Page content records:
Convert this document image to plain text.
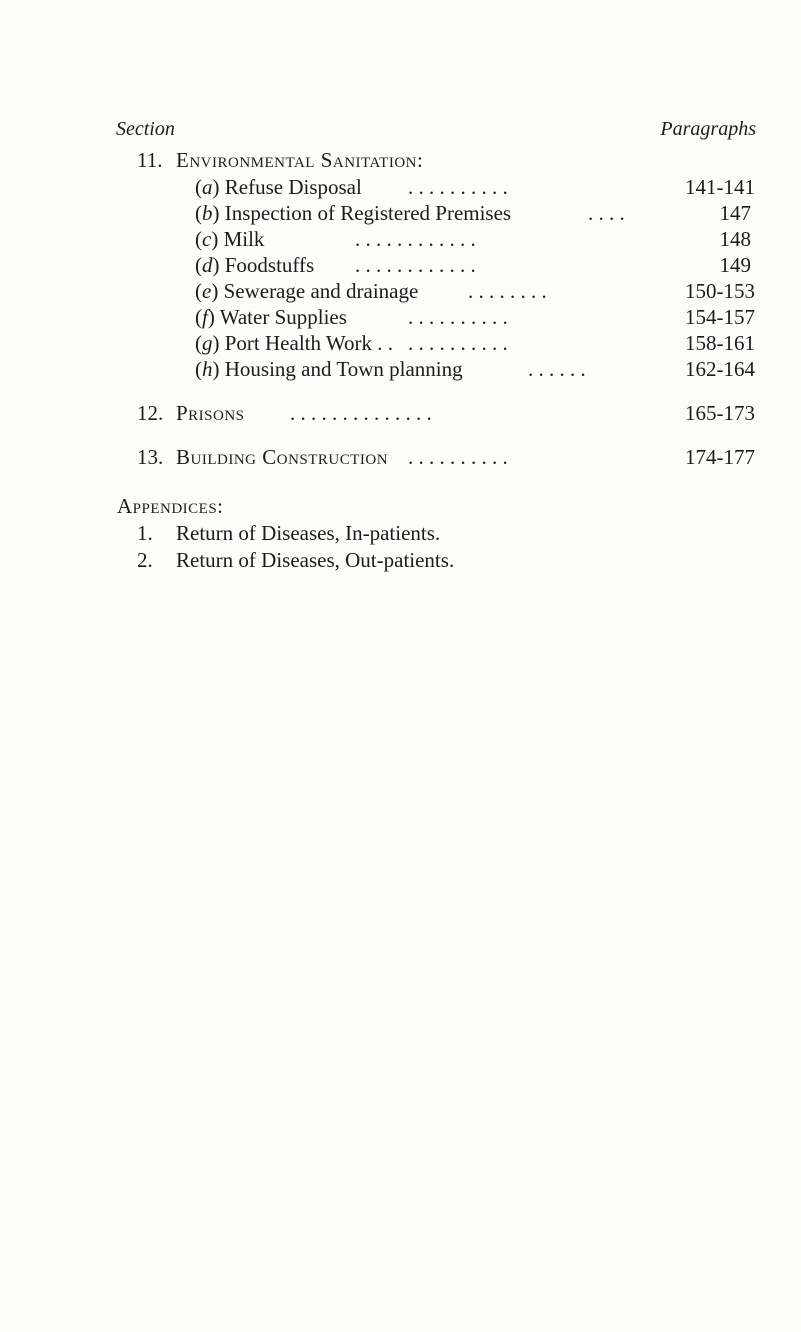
Section	Paragraphs
11. Environmental Sanitation:
(a) Refuse Disposal . . . . . . . . . .	141-141
(b) Inspection of Registered Premises	. . . .	147
(c) Milk	. . . . . . . . . . . .	148
(d) Foodstuffs . . . . . . . . . . . .	149
(e) Sewerage and drainage . . . . . . . .	150-153
(f) Water Supplies	. . . . . . . . . .	154-157
(g) Port Health Work . . . . . . . . . . . .	158-161
(h) Housing and Town planning	. . . . . .	162-164
12. Prisons . . . . . . . . . . . . . .	165-173
13. Building Construction . . . . . . . . . .	174-177
Appendices:
1. Return of Diseases, In-patients.
2. Return of Diseases, Out-patients.
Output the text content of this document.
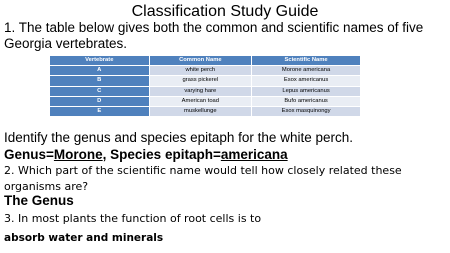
Classification Study Guide
1. The table below gives both the common and scientific names of five Georgia vertebrates.
Vertebrate	Common Name	Scientific Name
A	white perch	Morone americana
B	grass pickerel	Esox americanus
C	varying hare	Lepus americanus
D	American toad	Bufo americanus
E	muskellunge	Esox masquinongy
Identify the genus and species epitaph for the white perch.
Genus=Morone, Species epitaph=americana
2. Which part of the scientific name would tell how closely related these organisms are?
The Genus
3. In most plants the function of root cells is to
absorb water and minerals
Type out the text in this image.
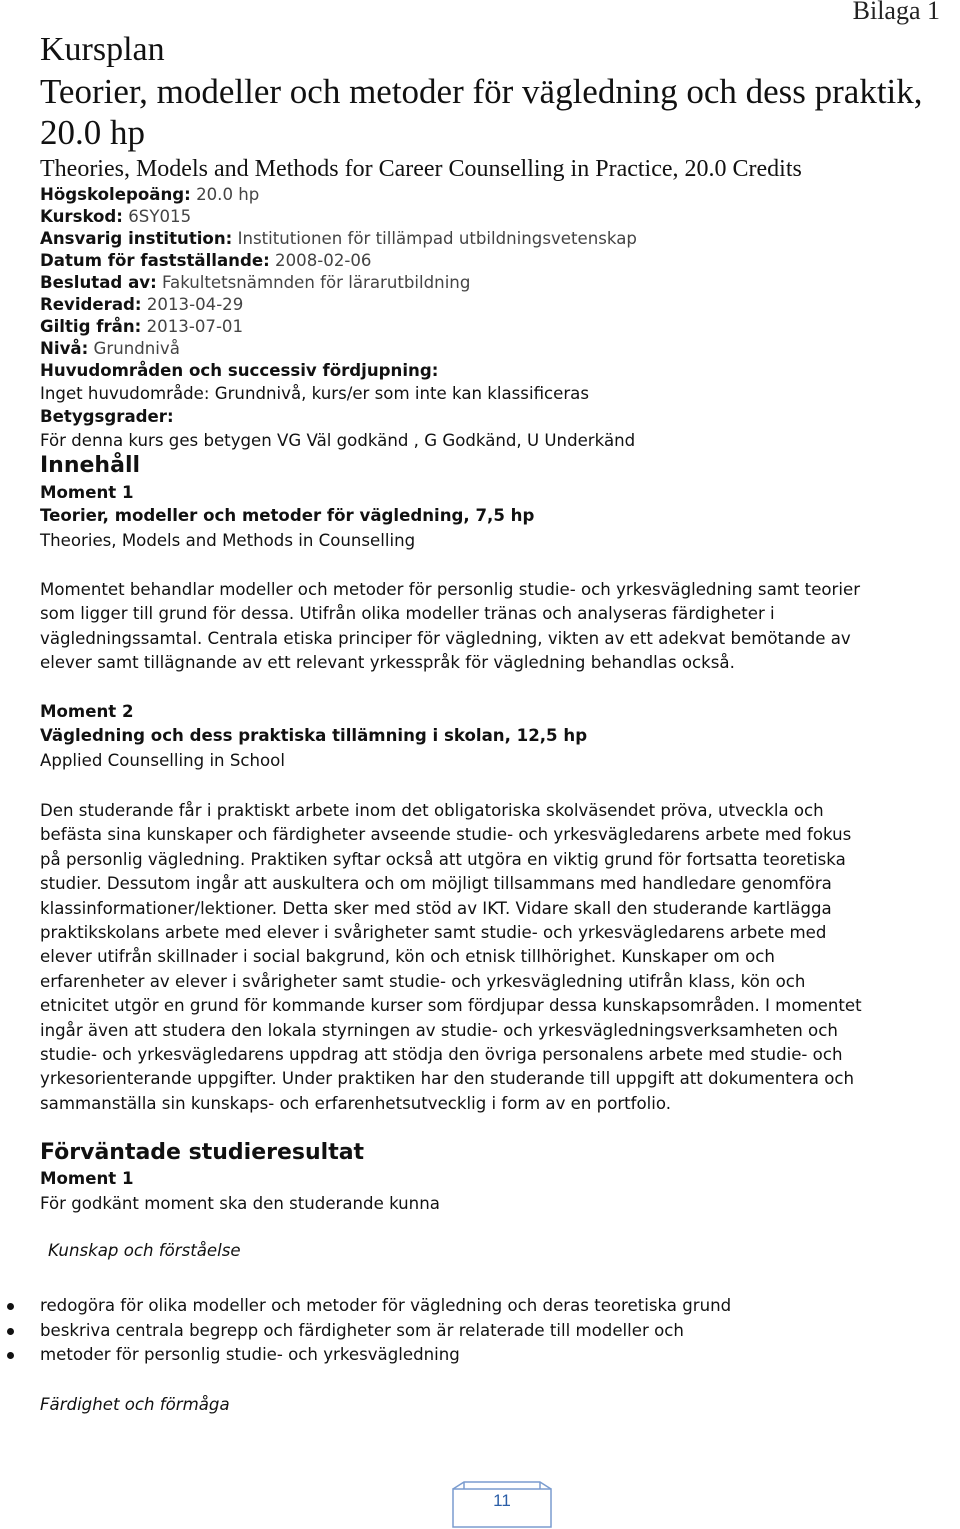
Bilaga 1
Kursplan
Teorier, modeller och metoder för vägledning och dess praktik, 20.0 hp
Theories, Models and Methods for Career Counselling in Practice, 20.0 Credits
Högskolepoäng: 20.0 hp
Kurskod: 6SY015
Ansvarig institution: Institutionen för tillämpad utbildningsvetenskap
Datum för fastställande: 2008-02-06
Beslutad av: Fakultetsnämnden för lärarutbildning
Reviderad: 2013-04-29
Giltig från: 2013-07-01
Nivå: Grundnivå
Huvudområden och successiv fördjupning:
Inget huvudområde: Grundnivå, kurs/er som inte kan klassificeras
Betygsgrader:
För denna kurs ges betygen VG Väl godkänd , G Godkänd, U Underkänd
Innehåll
Moment 1
Teorier, modeller och metoder för vägledning, 7,5 hp
Theories, Models and Methods in Counselling
Momentet behandlar modeller och metoder för personlig studie- och yrkesvägledning samt teorier
som ligger till grund för dessa. Utifrån olika modeller tränas och analyseras färdigheter i
vägledningssamtal. Centrala etiska principer för vägledning, vikten av ett adekvat bemötande av
elever samt tillägnande av ett relevant yrkesspråk för vägledning behandlas också.
Moment 2
Vägledning och dess praktiska tillämning i skolan, 12,5 hp
Applied Counselling in School
Den studerande får i praktiskt arbete inom det obligatoriska skolväsendet pröva, utveckla och
befästa sina kunskaper och färdigheter avseende studie- och yrkesvägledarens arbete med fokus
på personlig vägledning. Praktiken syftar också att utgöra en viktig grund för fortsatta teoretiska
studier. Dessutom ingår att auskultera och om möjligt tillsammans med handledare genomföra
klassinformationer/lektioner. Detta sker med stöd av IKT. Vidare skall den studerande kartlägga
praktikskolans arbete med elever i svårigheter samt studie- och yrkesvägledarens arbete med
elever utifrån skillnader i social bakgrund, kön och etnisk tillhörighet. Kunskaper om och
erfarenheter av elever i svårigheter samt studie- och yrkesvägledning utifrån klass, kön och
etnicitet utgör en grund för kommande kurser som fördjupar dessa kunskapsområden. I momentet
ingår även att studera den lokala styrningen av studie- och yrkesvägledningsverksamheten och
studie- och yrkesvägledarens uppdrag att stödja den övriga personalens arbete med studie- och
yrkesorienterande uppgifter. Under praktiken har den studerande till uppgift att dokumentera och
sammanställa sin kunskaps- och erfarenhetsutvecklig i form av en portfolio.
Förväntade studieresultat
Moment 1
För godkänt moment ska den studerande kunna
Kunskap och förståelse
redogöra för olika modeller och metoder för vägledning och deras teoretiska grund
beskriva centrala begrepp och färdigheter som är relaterade till modeller och
metoder för personlig studie- och yrkesvägledning
Färdighet och förmåga
11
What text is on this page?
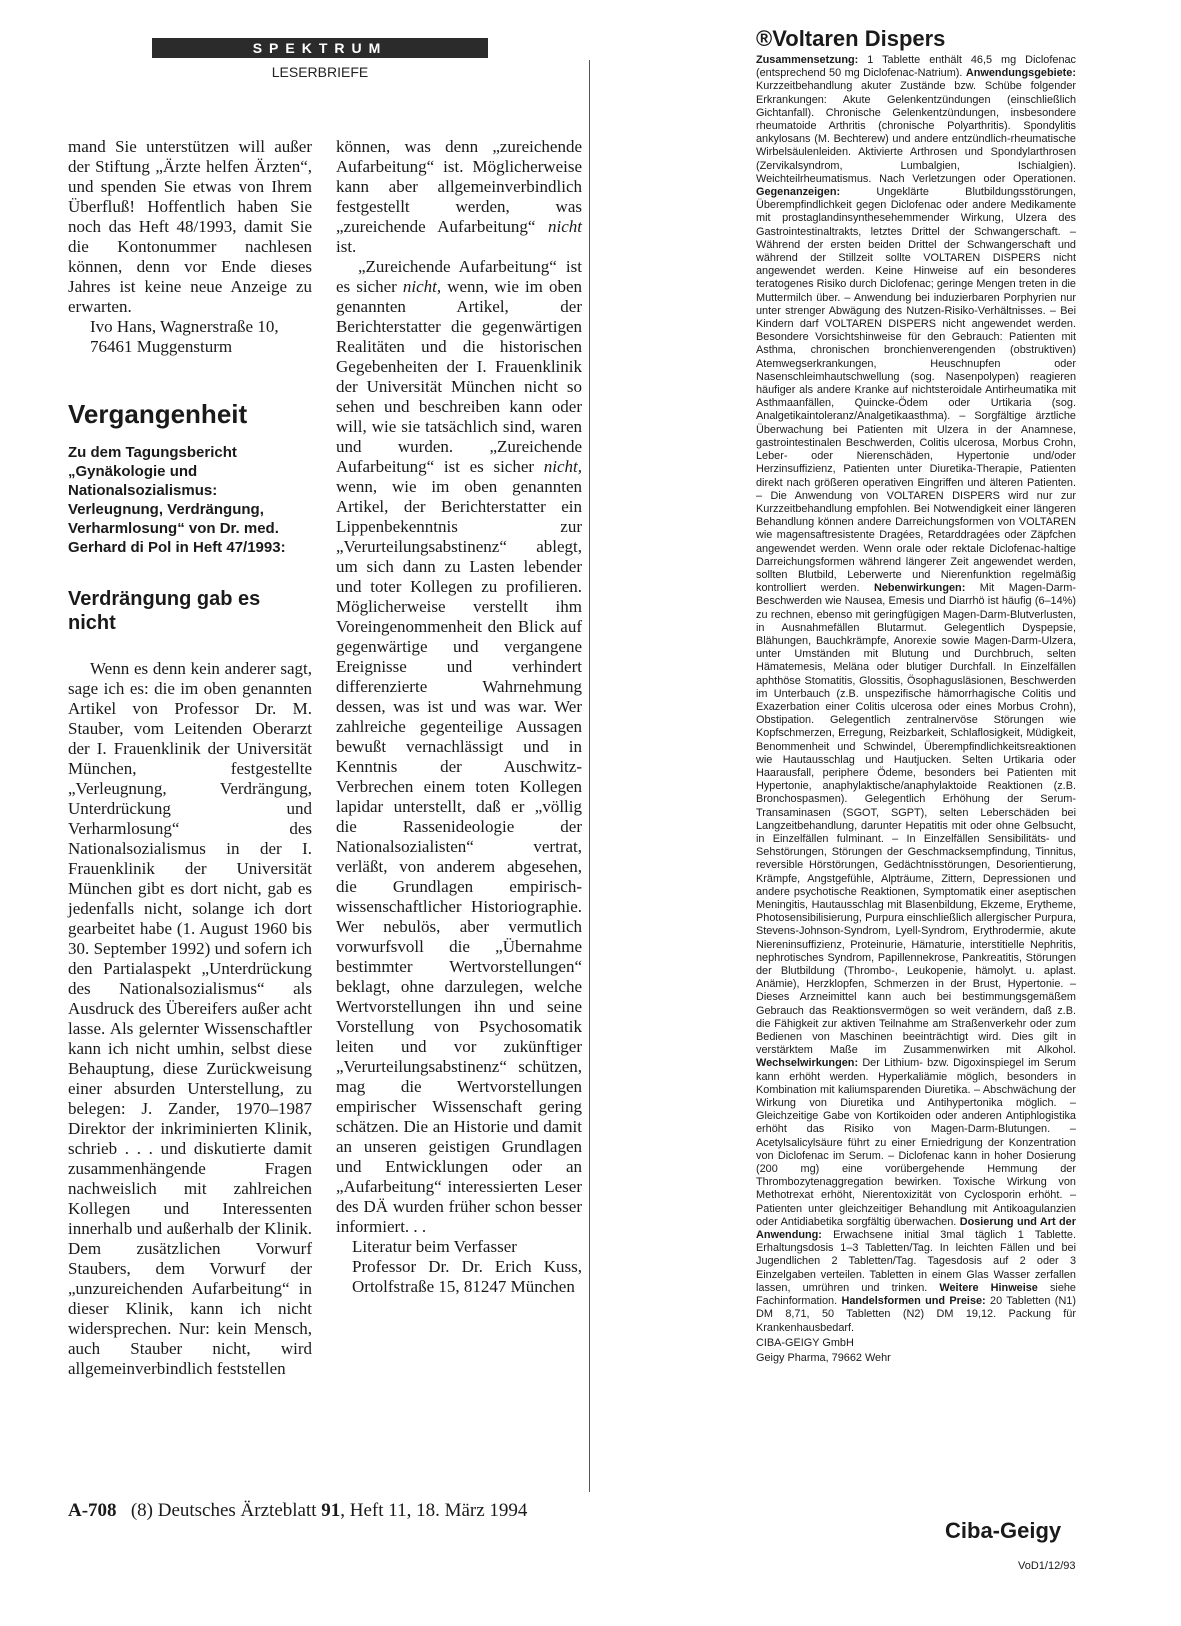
SPEKTRUM
LESERBRIEFE

mand Sie unterstützen will außer der Stiftung „Ärzte helfen Ärzten“, und spenden Sie etwas von Ihrem Überfluß! Hoffentlich haben Sie noch das Heft 48/1993, damit Sie die Kontonummer nachlesen können, denn vor Ende dieses Jahres ist keine neue Anzeige zu erwarten.

Ivo Hans, Wagnerstraße 10,

76461 Muggensturm

Vergangenheit
Zu dem Tagungsbericht „Gynäkologie und Nationalsozialismus: Verleugnung, Verdrängung, Verharmlosung“ von Dr. med. Gerhard di Pol in Heft 47/1993:
Verdrängung gab es nicht

Wenn es denn kein anderer sagt, sage ich es: die im oben genannten Artikel von Professor Dr. M. Stauber, vom Leitenden Oberarzt der I. Frauenklinik der Universität München, festgestellte „Verleugnung, Verdrängung, Unterdrückung und Verharmlosung“ des Nationalsozialismus in der I. Frauenklinik der Universität München gibt es dort nicht, gab es jedenfalls nicht, solange ich dort gearbeitet habe (1. August 1960 bis 30. September 1992) und sofern ich den Partialaspekt „Unterdrückung des Nationalsozialismus“ als Ausdruck des Übereifers außer acht lasse. Als gelernter Wissenschaftler kann ich nicht umhin, selbst diese Behauptung, diese Zurückweisung einer absurden Unterstellung, zu belegen: J. Zander, 1970–1987 Direktor der inkriminierten Klinik, schrieb . . . und diskutierte damit zusammenhängende Fragen nachweislich mit zahlreichen Kollegen und Interessenten innerhalb und außerhalb der Klinik. Dem zusätzlichen Vorwurf Staubers, dem Vorwurf der „unzureichenden Aufarbeitung“ in dieser Klinik, kann ich nicht widersprechen. Nur: kein Mensch, auch Stauber nicht, wird allgemeinverbindlich feststellen

können, was denn „zureichende Aufarbeitung“ ist. Möglicherweise kann aber allgemeinverbindlich festgestellt werden, was „zureichende Aufarbeitung“ nicht ist.

„Zureichende Aufarbeitung“ ist es sicher nicht, wenn, wie im oben genannten Artikel, der Berichterstatter die gegenwärtigen Realitäten und die historischen Gegebenheiten der I. Frauenklinik der Universität München nicht so sehen und beschreiben kann oder will, wie sie tatsächlich sind, waren und wurden. „Zureichende Aufarbeitung“ ist es sicher nicht, wenn, wie im oben genannten Artikel, der Berichterstatter ein Lippenbekenntnis zur „Verurteilungsabstinenz“ ablegt, um sich dann zu Lasten lebender und toter Kollegen zu profilieren. Möglicherweise verstellt ihm Voreingenommenheit den Blick auf gegenwärtige und vergangene Ereignisse und verhindert differenzierte Wahrnehmung dessen, was ist und was war. Wer zahlreiche gegenteilige Aussagen bewußt vernachlässigt und in Kenntnis der Auschwitz-Verbrechen einem toten Kollegen lapidar unterstellt, daß er „völlig die Rassenideologie der Nationalsozialisten“ vertrat, verläßt, von anderem abgesehen, die Grundlagen empirisch-wissenschaftlicher Historiographie. Wer nebulös, aber vermutlich vorwurfsvoll die „Übernahme bestimmter Wertvorstellungen“ beklagt, ohne darzulegen, welche Wertvorstellungen ihn und seine Vorstellung von Psychosomatik leiten und vor zukünftiger „Verurteilungsabstinenz“ schützen, mag die Wertvorstellungen empirischer Wissenschaft gering schätzen. Die an Historie und damit an unseren geistigen Grundlagen und Entwicklungen oder an „Aufarbeitung“ interessierten Leser des DÄ wurden früher schon besser informiert. . .

Literatur beim Verfasser

Professor Dr. Dr. Erich Kuss, Ortolfstraße 15, 81247 München

A-708 (8) Deutsches Ärzteblatt 91, Heft 11, 18. März 1994
®Voltaren Dispers

Zusammensetzung: 1 Tablette enthält 46,5 mg Diclofenac (entsprechend 50 mg Diclofenac-Natrium). Anwendungsgebiete: Kurzzeitbehandlung akuter Zustände bzw. Schübe folgender Erkrankungen: Akute Gelenkentzündungen (einschließlich Gichtanfall). Chronische Gelenkentzündungen, insbesondere rheumatoide Arthritis (chronische Polyarthritis). Spondylitis ankylosans (M. Bechterew) und andere entzündlich-rheumatische Wirbelsäulenleiden. Aktivierte Arthrosen und Spondylarthrosen (Zervikalsyndrom, Lumbalgien, Ischialgien). Weichteilrheumatismus. Nach Verletzungen oder Operationen. Gegenanzeigen: Ungeklärte Blutbildungsstörungen, Überempfindlichkeit gegen Diclofenac oder andere Medikamente mit prostaglandinsynthesehemmender Wirkung, Ulzera des Gastrointestinaltrakts, letztes Drittel der Schwangerschaft. – Während der ersten beiden Drittel der Schwangerschaft und während der Stillzeit sollte VOLTAREN DISPERS nicht angewendet werden. Keine Hinweise auf ein besonderes teratogenes Risiko durch Diclofenac; geringe Mengen treten in die Muttermilch über. – Anwendung bei induzierbaren Porphyrien nur unter strenger Abwägung des Nutzen-Risiko-Verhältnisses. – Bei Kindern darf VOLTAREN DISPERS nicht angewendet werden. Besondere Vorsichtshinweise für den Gebrauch: Patienten mit Asthma, chronischen bronchienverengenden (obstruktiven) Atemwegserkrankungen, Heuschnupfen oder Nasenschleimhautschwellung (sog. Nasenpolypen) reagieren häufiger als andere Kranke auf nichtsteroidale Antirheumatika mit Asthmaanfällen, Quincke-Ödem oder Urtikaria (sog. Analgetikaintoleranz/Analgetikaasthma). – Sorgfältige ärztliche Überwachung bei Patienten mit Ulzera in der Anamnese, gastrointestinalen Beschwerden, Colitis ulcerosa, Morbus Crohn, Leber- oder Nierenschäden, Hypertonie und/oder Herzinsuffizienz, Patienten unter Diuretika-Therapie, Patienten direkt nach größeren operativen Eingriffen und älteren Patienten. – Die Anwendung von VOLTAREN DISPERS wird nur zur Kurzzeitbehandlung empfohlen. Bei Notwendigkeit einer längeren Behandlung können andere Darreichungsformen von VOLTAREN wie magensaftresistente Dragées, Retarddragées oder Zäpfchen angewendet werden. Wenn orale oder rektale Diclofenac-haltige Darreichungsformen während längerer Zeit angewendet werden, sollten Blutbild, Leberwerte und Nierenfunktion regelmäßig kontrolliert werden. Nebenwirkungen: Mit Magen-Darm-Beschwerden wie Nausea, Emesis und Diarrhö ist häufig (6–14%) zu rechnen, ebenso mit geringfügigen Magen-Darm-Blutverlusten, in Ausnahmefällen Blutarmut. Gelegentlich Dyspepsie, Blähungen, Bauchkrämpfe, Anorexie sowie Magen-Darm-Ulzera, unter Umständen mit Blutung und Durchbruch, selten Hämatemesis, Meläna oder blutiger Durchfall. In Einzelfällen aphthöse Stomatitis, Glossitis, Ösophagusläsionen, Beschwerden im Unterbauch (z.B. unspezifische hämorrhagische Colitis und Exazerbation einer Colitis ulcerosa oder eines Morbus Crohn), Obstipation. Gelegentlich zentralnervöse Störungen wie Kopfschmerzen, Erregung, Reizbarkeit, Schlaflosigkeit, Müdigkeit, Benommenheit und Schwindel, Überempfindlichkeitsreaktionen wie Hautausschlag und Hautjucken. Selten Urtikaria oder Haarausfall, periphere Ödeme, besonders bei Patienten mit Hypertonie, anaphylaktische/anaphylaktoide Reaktionen (z.B. Bronchospasmen). Gelegentlich Erhöhung der Serum-Transaminasen (SGOT, SGPT), selten Leberschäden bei Langzeitbehandlung, darunter Hepatitis mit oder ohne Gelbsucht, in Einzelfällen fulminant. – In Einzelfällen Sensibilitäts- und Sehstörungen, Störungen der Geschmacksempfindung, Tinnitus, reversible Hörstörungen, Gedächtnisstörungen, Desorientierung, Krämpfe, Angstgefühle, Alpträume, Zittern, Depressionen und andere psychotische Reaktionen, Symptomatik einer aseptischen Meningitis, Hautausschlag mit Blasenbildung, Ekzeme, Erytheme, Photosensibilisierung, Purpura einschließlich allergischer Purpura, Stevens-Johnson-Syndrom, Lyell-Syndrom, Erythrodermie, akute Niereninsuffizienz, Proteinurie, Hämaturie, interstitielle Nephritis, nephrotisches Syndrom, Papillennekrose, Pankreatitis, Störungen der Blutbildung (Thrombo-, Leukopenie, hämolyt. u. aplast. Anämie), Herzklopfen, Schmerzen in der Brust, Hypertonie. – Dieses Arzneimittel kann auch bei bestimmungsgemäßem Gebrauch das Reaktionsvermögen so weit verändern, daß z.B. die Fähigkeit zur aktiven Teilnahme am Straßenverkehr oder zum Bedienen von Maschinen beeinträchtigt wird. Dies gilt in verstärktem Maße im Zusammenwirken mit Alkohol. Wechselwirkungen: Der Lithium- bzw. Digoxinspiegel im Serum kann erhöht werden. Hyperkaliämie möglich, besonders in Kombination mit kaliumsparenden Diuretika. – Abschwächung der Wirkung von Diuretika und Antihypertonika möglich. – Gleichzeitige Gabe von Kortikoiden oder anderen Antiphlogistika erhöht das Risiko von Magen-Darm-Blutungen. – Acetylsalicylsäure führt zu einer Erniedrigung der Konzentration von Diclofenac im Serum. – Diclofenac kann in hoher Dosierung (200 mg) eine vorübergehende Hemmung der Thrombozytenaggregation bewirken. Toxische Wirkung von Methotrexat erhöht, Nierentoxizität von Cyclosporin erhöht. – Patienten unter gleichzeitiger Behandlung mit Antikoagulanzien oder Antidiabetika sorgfältig überwachen. Dosierung und Art der Anwendung: Erwachsene initial 3mal täglich 1 Tablette. Erhaltungsdosis 1–3 Tabletten/Tag. In leichten Fällen und bei Jugendlichen 2 Tabletten/Tag. Tagesdosis auf 2 oder 3 Einzelgaben verteilen. Tabletten in einem Glas Wasser zerfallen lassen, umrühren und trinken. Weitere Hinweise siehe Fachinformation. Handelsformen und Preise: 20 Tabletten (N1) DM 8,71, 50 Tabletten (N2) DM 19,12. Packung für Krankenhausbedarf.

CIBA-GEIGY GmbH
Geigy Pharma, 79662 Wehr
Ciba-Geigy
VoD1/12/93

Work instruction:
Within the entries above, find each line where "olika" appears; copy every one.

Finished task:
som ligger till grund för dessa. Utifrån olika modeller tränas och analyseras färdigheter i
redogöra för olika modeller och metoder för vägledning och deras teoretiska grund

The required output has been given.